_Requirement_. Transcribe the entries that follow, word for word.

━━━

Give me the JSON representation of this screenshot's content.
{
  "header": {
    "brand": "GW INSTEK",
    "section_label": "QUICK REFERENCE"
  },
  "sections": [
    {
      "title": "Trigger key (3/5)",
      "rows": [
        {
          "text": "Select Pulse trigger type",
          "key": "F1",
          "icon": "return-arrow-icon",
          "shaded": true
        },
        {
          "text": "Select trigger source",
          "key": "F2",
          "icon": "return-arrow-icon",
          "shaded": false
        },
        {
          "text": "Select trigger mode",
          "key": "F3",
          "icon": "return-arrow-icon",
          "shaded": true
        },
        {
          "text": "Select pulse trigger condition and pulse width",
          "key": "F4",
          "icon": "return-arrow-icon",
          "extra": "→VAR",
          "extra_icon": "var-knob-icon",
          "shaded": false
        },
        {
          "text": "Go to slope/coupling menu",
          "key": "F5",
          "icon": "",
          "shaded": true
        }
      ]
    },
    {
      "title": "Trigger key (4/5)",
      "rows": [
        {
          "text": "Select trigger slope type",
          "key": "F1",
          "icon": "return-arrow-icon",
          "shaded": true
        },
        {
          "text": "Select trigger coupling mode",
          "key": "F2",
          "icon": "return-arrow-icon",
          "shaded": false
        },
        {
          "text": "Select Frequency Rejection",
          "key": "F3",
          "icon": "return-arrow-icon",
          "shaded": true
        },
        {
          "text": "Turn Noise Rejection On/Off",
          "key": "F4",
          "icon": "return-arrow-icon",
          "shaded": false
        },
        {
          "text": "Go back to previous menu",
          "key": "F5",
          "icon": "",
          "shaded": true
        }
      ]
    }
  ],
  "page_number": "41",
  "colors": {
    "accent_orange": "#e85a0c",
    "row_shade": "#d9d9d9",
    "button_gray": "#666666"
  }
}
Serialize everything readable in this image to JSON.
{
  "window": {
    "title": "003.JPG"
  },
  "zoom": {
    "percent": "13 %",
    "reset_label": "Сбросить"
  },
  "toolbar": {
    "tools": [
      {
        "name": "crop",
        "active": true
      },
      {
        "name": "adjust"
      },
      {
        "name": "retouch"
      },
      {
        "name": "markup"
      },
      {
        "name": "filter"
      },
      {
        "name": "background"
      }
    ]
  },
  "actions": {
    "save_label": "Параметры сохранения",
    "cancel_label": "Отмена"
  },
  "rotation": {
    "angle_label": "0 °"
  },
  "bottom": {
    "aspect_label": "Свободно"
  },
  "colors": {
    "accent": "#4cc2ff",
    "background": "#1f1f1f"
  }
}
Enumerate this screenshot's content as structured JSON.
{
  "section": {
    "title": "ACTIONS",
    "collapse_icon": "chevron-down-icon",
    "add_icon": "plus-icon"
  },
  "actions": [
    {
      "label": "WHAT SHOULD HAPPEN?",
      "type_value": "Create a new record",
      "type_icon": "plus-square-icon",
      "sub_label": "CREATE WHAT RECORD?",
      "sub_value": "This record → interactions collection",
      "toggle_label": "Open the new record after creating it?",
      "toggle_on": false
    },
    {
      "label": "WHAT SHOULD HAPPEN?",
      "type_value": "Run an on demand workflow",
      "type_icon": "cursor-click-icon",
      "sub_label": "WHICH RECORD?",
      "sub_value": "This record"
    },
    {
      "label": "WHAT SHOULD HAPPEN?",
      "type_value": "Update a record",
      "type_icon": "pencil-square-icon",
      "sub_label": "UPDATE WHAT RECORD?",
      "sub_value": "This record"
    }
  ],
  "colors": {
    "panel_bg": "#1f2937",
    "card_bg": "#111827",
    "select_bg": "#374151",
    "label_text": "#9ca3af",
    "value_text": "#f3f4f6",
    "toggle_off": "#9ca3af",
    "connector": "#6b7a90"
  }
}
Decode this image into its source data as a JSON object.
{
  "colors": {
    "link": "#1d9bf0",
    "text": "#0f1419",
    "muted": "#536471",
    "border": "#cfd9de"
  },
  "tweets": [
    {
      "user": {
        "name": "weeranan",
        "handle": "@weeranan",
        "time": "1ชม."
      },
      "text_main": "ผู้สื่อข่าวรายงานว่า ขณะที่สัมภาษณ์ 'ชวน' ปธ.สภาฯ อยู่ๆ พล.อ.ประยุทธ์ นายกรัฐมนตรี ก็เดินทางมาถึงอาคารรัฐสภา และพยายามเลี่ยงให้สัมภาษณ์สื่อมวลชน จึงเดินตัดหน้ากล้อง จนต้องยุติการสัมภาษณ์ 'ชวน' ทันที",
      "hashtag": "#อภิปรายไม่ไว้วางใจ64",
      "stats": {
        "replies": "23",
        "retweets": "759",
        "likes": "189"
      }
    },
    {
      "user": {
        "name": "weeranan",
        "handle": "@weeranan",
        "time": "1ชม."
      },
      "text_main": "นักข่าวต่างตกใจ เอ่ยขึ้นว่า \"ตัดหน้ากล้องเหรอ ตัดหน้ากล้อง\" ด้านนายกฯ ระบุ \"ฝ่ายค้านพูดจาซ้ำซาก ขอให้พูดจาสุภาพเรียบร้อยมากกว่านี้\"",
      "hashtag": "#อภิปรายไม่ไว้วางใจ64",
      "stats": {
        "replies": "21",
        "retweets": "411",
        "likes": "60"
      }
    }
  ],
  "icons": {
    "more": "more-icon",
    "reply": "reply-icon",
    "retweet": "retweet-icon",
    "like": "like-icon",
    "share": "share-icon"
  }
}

━━━

_Solution to this problem_.
Give me the JSON representation of this screenshot's content.
{
  "header": {
    "brand": "GW INSTEK",
    "section_label": "QUICK REFERENCE"
  },
  "sections": [
    {
      "title": "Trigger key (3/5)",
      "rows": [
        {
          "text": "Select Pulse trigger type",
          "key": "F1",
          "icon": "return-arrow-icon",
          "shaded": true
        },
        {
          "text": "Select trigger source",
          "key": "F2",
          "icon": "return-arrow-icon",
          "shaded": false
        },
        {
          "text": "Select trigger mode",
          "key": "F3",
          "icon": "return-arrow-icon",
          "shaded": true
        },
        {
          "text": "Select pulse trigger condition and pulse width",
          "key": "F4",
          "icon": "return-arrow-icon",
          "extra": "→VAR",
          "extra_icon": "var-knob-icon",
          "shaded": false
        },
        {
          "text": "Go to slope/coupling menu",
          "key": "F5",
          "icon": "",
          "shaded": true
        }
      ]
    },
    {
      "title": "Trigger key (4/5)",
      "rows": [
        {
          "text": "Select trigger slope type",
          "key": "F1",
          "icon": "return-arrow-icon",
          "shaded": true
        },
        {
          "text": "Select trigger coupling mode",
          "key": "F2",
          "icon": "return-arrow-icon",
          "shaded": false
        },
        {
          "text": "Select Frequency Rejection",
          "key": "F3",
          "icon": "return-arrow-icon",
          "shaded": true
        },
        {
          "text": "Turn Noise Rejection On/Off",
          "key": "F4",
          "icon": "return-arrow-icon",
          "shaded": false
        },
        {
          "text": "Go back to previous menu",
          "key": "F5",
          "icon": "",
          "shaded": true
        }
      ]
    }
  ],
  "page_number": "41",
  "colors": {
    "accent_orange": "#e85a0c",
    "row_shade": "#d9d9d9",
    "button_gray": "#666666"
  }
}
Serialize everything readable in this image to JSON.
{
  "window": {
    "title": "003.JPG"
  },
  "zoom": {
    "percent": "13 %",
    "reset_label": "Сбросить"
  },
  "toolbar": {
    "tools": [
      {
        "name": "crop",
        "active": true
      },
      {
        "name": "adjust"
      },
      {
        "name": "retouch"
      },
      {
        "name": "markup"
      },
      {
        "name": "filter"
      },
      {
        "name": "background"
      }
    ]
  },
  "actions": {
    "save_label": "Параметры сохранения",
    "cancel_label": "Отмена"
  },
  "rotation": {
    "angle_label": "0 °"
  },
  "bottom": {
    "aspect_label": "Свободно"
  },
  "colors": {
    "accent": "#4cc2ff",
    "background": "#1f1f1f"
  }
}
Enumerate this screenshot's content as structured JSON.
{
  "section": {
    "title": "ACTIONS",
    "collapse_icon": "chevron-down-icon",
    "add_icon": "plus-icon"
  },
  "actions": [
    {
      "label": "WHAT SHOULD HAPPEN?",
      "type_value": "Create a new record",
      "type_icon": "plus-square-icon",
      "sub_label": "CREATE WHAT RECORD?",
      "sub_value": "This record → interactions collection",
      "toggle_label": "Open the new record after creating it?",
      "toggle_on": false
    },
    {
      "label": "WHAT SHOULD HAPPEN?",
      "type_value": "Run an on demand workflow",
      "type_icon": "cursor-click-icon",
      "sub_label": "WHICH RECORD?",
      "sub_value": "This record"
    },
    {
      "label": "WHAT SHOULD HAPPEN?",
      "type_value": "Update a record",
      "type_icon": "pencil-square-icon",
      "sub_label": "UPDATE WHAT RECORD?",
      "sub_value": "This record"
    }
  ],
  "colors": {
    "panel_bg": "#1f2937",
    "card_bg": "#111827",
    "select_bg": "#374151",
    "label_text": "#9ca3af",
    "value_text": "#f3f4f6",
    "toggle_off": "#9ca3af",
    "connector": "#6b7a90"
  }
}
Decode this image into its source data as a JSON object.
{
  "colors": {
    "link": "#1d9bf0",
    "text": "#0f1419",
    "muted": "#536471",
    "border": "#cfd9de"
  },
  "tweets": [
    {
      "user": {
        "name": "weeranan",
        "handle": "@weeranan",
        "time": "1ชม."
      },
      "text_main": "ผู้สื่อข่าวรายงานว่า ขณะที่สัมภาษณ์ 'ชวน' ปธ.สภาฯ อยู่ๆ พล.อ.ประยุทธ์ นายกรัฐมนตรี ก็เดินทางมาถึงอาคารรัฐสภา และพยายามเลี่ยงให้สัมภาษณ์สื่อมวลชน จึงเดินตัดหน้ากล้อง จนต้องยุติการสัมภาษณ์ 'ชวน' ทันที",
      "hashtag": "#อภิปรายไม่ไว้วางใจ64",
      "stats": {
        "replies": "23",
        "retweets": "759",
        "likes": "189"
      }
    },
    {
      "user": {
        "name": "weeranan",
        "handle": "@weeranan",
        "time": "1ชม."
      },
      "text_main": "นักข่าวต่างตกใจ เอ่ยขึ้นว่า \"ตัดหน้ากล้องเหรอ ตัดหน้ากล้อง\" ด้านนายกฯ ระบุ \"ฝ่ายค้านพูดจาซ้ำซาก ขอให้พูดจาสุภาพเรียบร้อยมากกว่านี้\"",
      "hashtag": "#อภิปรายไม่ไว้วางใจ64",
      "stats": {
        "replies": "21",
        "retweets": "411",
        "likes": "60"
      }
    }
  ],
  "icons": {
    "more": "more-icon",
    "reply": "reply-icon",
    "retweet": "retweet-icon",
    "like": "like-icon",
    "share": "share-icon"
  }
}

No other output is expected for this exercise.